STATED TASK – Copy, in full, each line of the material that holds the word "Rivers".

Items from a dataset –
* begin *
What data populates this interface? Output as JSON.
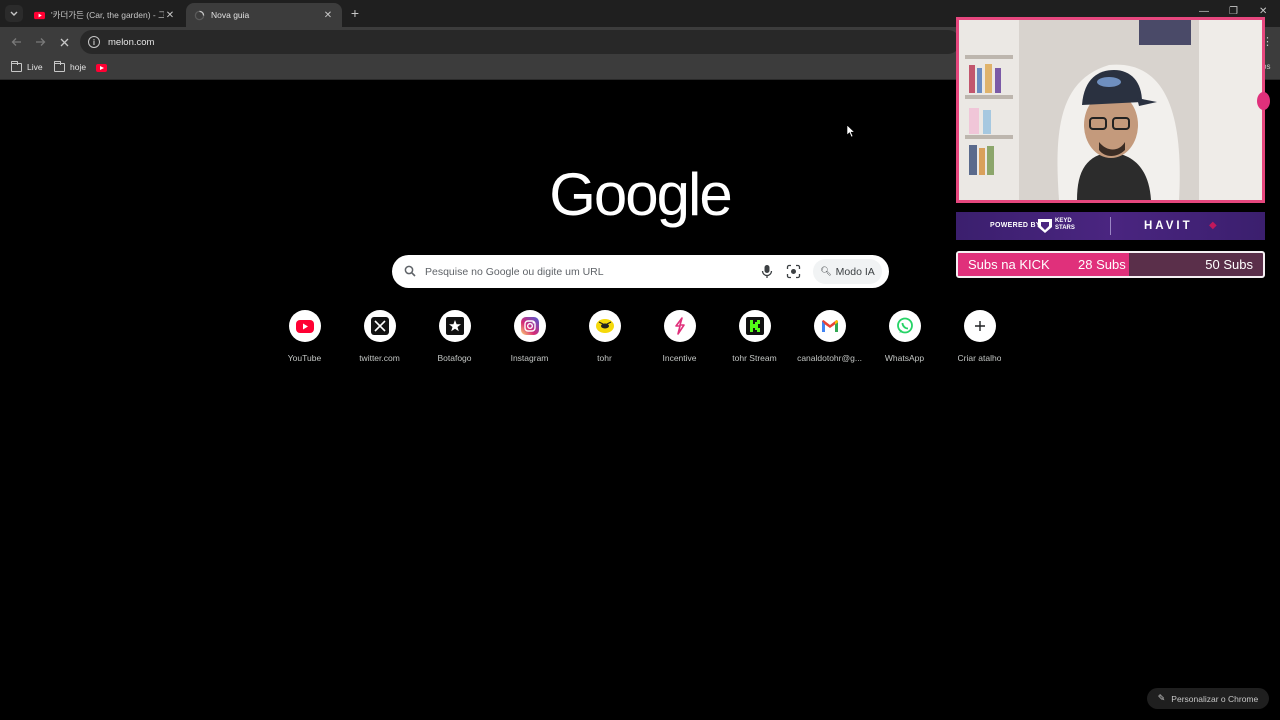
{
  "browser": {
    "tabs": [
      {
        "title": "'카더가든 (Car, the garden) - 그",
        "active": false,
        "favicon": "youtube-icon"
      },
      {
        "title": "Nova guia",
        "active": true,
        "favicon": "loading-spinner-icon"
      }
    ],
    "address_bar": {
      "url": "melon.com"
    },
    "bookmarks": [
      {
        "label": "Live",
        "icon": "folder-icon"
      },
      {
        "label": "hoje",
        "icon": "folder-icon"
      },
      {
        "label": "",
        "icon": "youtube-icon"
      }
    ],
    "bookmarks_right_text": "os"
  },
  "ntp": {
    "logo_text": "Google",
    "search": {
      "placeholder": "Pesquise no Google ou digite um URL",
      "ai_mode_label": "Modo IA"
    },
    "shortcuts": [
      {
        "label": "YouTube",
        "icon": "youtube-icon"
      },
      {
        "label": "twitter.com",
        "icon": "x-icon"
      },
      {
        "label": "Botafogo",
        "icon": "botafogo-star-icon"
      },
      {
        "label": "Instagram",
        "icon": "instagram-icon"
      },
      {
        "label": "tohr",
        "icon": "tohr-icon"
      },
      {
        "label": "Incentive",
        "icon": "incentive-icon"
      },
      {
        "label": "tohr Stream",
        "icon": "kick-icon"
      },
      {
        "label": "canaldotohr@g...",
        "icon": "gmail-icon"
      },
      {
        "label": "WhatsApp",
        "icon": "whatsapp-icon"
      },
      {
        "label": "Criar atalho",
        "icon": "plus-icon"
      }
    ],
    "customize_label": "Personalizar o Chrome"
  },
  "overlay": {
    "sponsor": {
      "powered_by": "POWERED BY",
      "keyd_line1": "KEYD",
      "keyd_line2": "STARS",
      "brand": "HAVIT"
    },
    "sub_goal": {
      "label": "Subs na KICK",
      "current": "28 Subs",
      "goal": "50 Subs",
      "progress": 0.56
    },
    "colors": {
      "accent": "#e0307b",
      "border": "#e6477e",
      "sponsor_bg": "#4a2580"
    }
  }
}
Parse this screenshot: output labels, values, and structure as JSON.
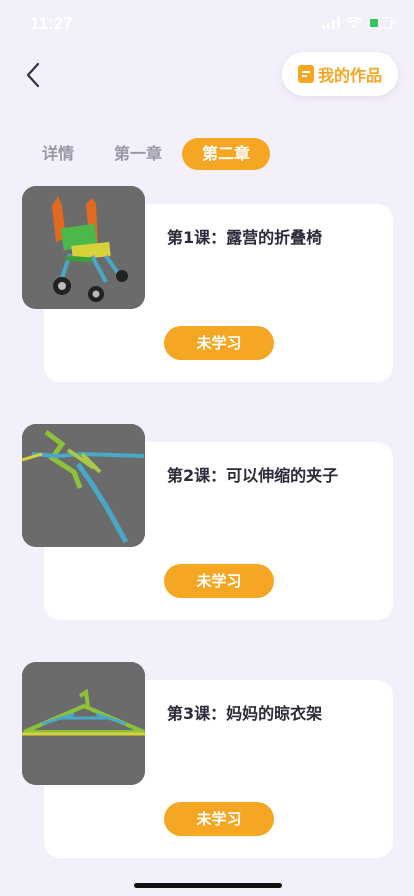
{
  "status_bar": {
    "time": "11:27"
  },
  "header": {
    "my_works_label": "我的作品"
  },
  "tabs": [
    {
      "label": "详情",
      "active": false
    },
    {
      "label": "第一章",
      "active": false
    },
    {
      "label": "第二章",
      "active": true
    }
  ],
  "lessons": [
    {
      "title": "第1课：露营的折叠椅",
      "button_label": "未学习",
      "thumbnail": "folding-chair-model"
    },
    {
      "title": "第2课：可以伸缩的夹子",
      "button_label": "未学习",
      "thumbnail": "extendable-clip-model"
    },
    {
      "title": "第3课：妈妈的晾衣架",
      "button_label": "未学习",
      "thumbnail": "clothes-hanger-model"
    }
  ],
  "colors": {
    "accent": "#f5a623",
    "background": "#f4f0fb",
    "card": "#ffffff",
    "thumbnail_bg": "#6a6a6a"
  }
}
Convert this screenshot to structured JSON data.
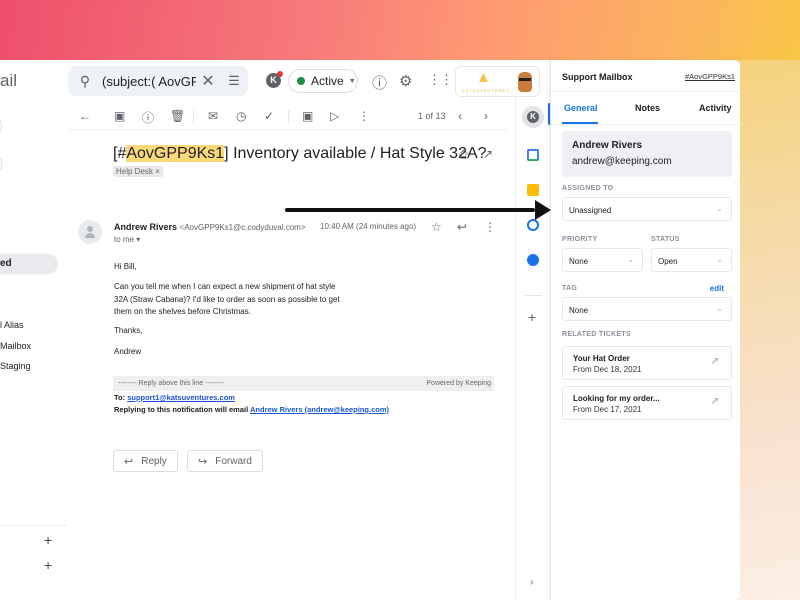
{
  "colors": {
    "accent": "#1a73e8",
    "status_active": "#1e8e3e",
    "highlight": "#fcd978"
  },
  "gmail": {
    "brand_partial": "ail",
    "search": {
      "query": "(subject:( AovGPP"
    },
    "status": {
      "label": "Active"
    },
    "account": {
      "logo_text": "KATSUVENTURES"
    },
    "toolbar": {
      "pager": "1 of 13"
    },
    "subject": {
      "prefix": "[#",
      "ticket_id": "AovGPP9Ks1",
      "suffix": "] Inventory available / Hat Style 32A?",
      "label_chip": "Help Desk ×"
    },
    "message": {
      "sender_name": "Andrew Rivers",
      "sender_addr": "<AovGPP9Ks1@c.codyduval.com>",
      "to": "to me ▾",
      "time": "10:40 AM (24 minutes ago)",
      "greeting": "Hi Bill,",
      "paragraph": "Can you tell me when I can expect a new shipment of hat style 32A (Straw Cabana)? I'd like to order as soon as possible to get them on the shelves before Christmas.",
      "thanks": "Thanks,",
      "signature": "Andrew",
      "reply_above": "-------- Reply above this line --------",
      "powered_by": "Powered by Keeping",
      "to_label": "To: ",
      "to_email": "support1@katsuventures.com",
      "replying_label": "Replying to this notification will email ",
      "replying_link": "Andrew Rivers (andrew@keeping.com)"
    },
    "actions": {
      "reply": "Reply",
      "forward": "Forward"
    },
    "nav": {
      "active_item": "ed",
      "items": [
        "l Alias",
        "Mailbox",
        "Staging"
      ]
    }
  },
  "panel": {
    "title": "Support Mailbox",
    "ticket_link": "#AovGPP9Ks1",
    "tabs": [
      {
        "label": "General",
        "active": true
      },
      {
        "label": "Notes",
        "active": false
      },
      {
        "label": "Activity",
        "active": false
      }
    ],
    "contact": {
      "name": "Andrew Rivers",
      "email": "andrew@keeping.com"
    },
    "assigned_to": {
      "label": "ASSIGNED TO",
      "value": "Unassigned"
    },
    "priority": {
      "label": "PRIORITY",
      "value": "None"
    },
    "status": {
      "label": "STATUS",
      "value": "Open"
    },
    "tag": {
      "label": "TAG",
      "edit": "edit",
      "value": "None"
    },
    "related": {
      "label": "RELATED TICKETS",
      "tickets": [
        {
          "title": "Your Hat Order",
          "date": "From Dec 18, 2021"
        },
        {
          "title": "Looking for my order...",
          "date": "From Dec 17, 2021"
        }
      ]
    }
  }
}
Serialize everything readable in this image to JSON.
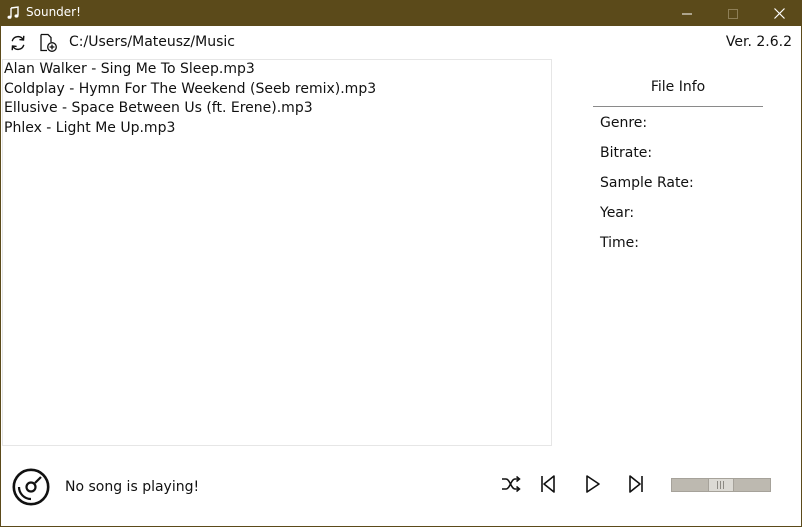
{
  "window": {
    "title": "Sounder!",
    "titlebar_color": "#5b4a1a",
    "icons": {
      "app": "music-note-icon",
      "minimize": "minimize-icon",
      "maximize": "maximize-icon",
      "close": "close-icon"
    }
  },
  "toolbar": {
    "icons": {
      "refresh": "refresh-icon",
      "add_folder": "add-folder-icon"
    },
    "path": "C:/Users/Mateusz/Music",
    "version": "Ver. 2.6.2"
  },
  "songs": [
    "Alan Walker - Sing Me To Sleep.mp3",
    "Coldplay - Hymn For The Weekend (Seeb remix).mp3",
    "Ellusive - Space Between Us (ft. Erene).mp3",
    "Phlex - Light Me Up.mp3"
  ],
  "file_info": {
    "title": "File Info",
    "fields": [
      {
        "label": "Genre:",
        "value": ""
      },
      {
        "label": "Bitrate:",
        "value": ""
      },
      {
        "label": "Sample Rate:",
        "value": ""
      },
      {
        "label": "Year:",
        "value": ""
      },
      {
        "label": "Time:",
        "value": ""
      }
    ]
  },
  "player": {
    "status": "No song is playing!",
    "icons": {
      "disc": "disc-icon",
      "shuffle": "shuffle-icon",
      "previous": "previous-icon",
      "play": "play-icon",
      "next": "next-icon"
    },
    "volume_fraction": 0.5
  }
}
* end *
TASK RESPONSE –
      "sender_name": "Andrew Rivers",
      "replying_link": "Andrew Rivers (andrew@keeping.com)"
      "name": "Andrew Rivers",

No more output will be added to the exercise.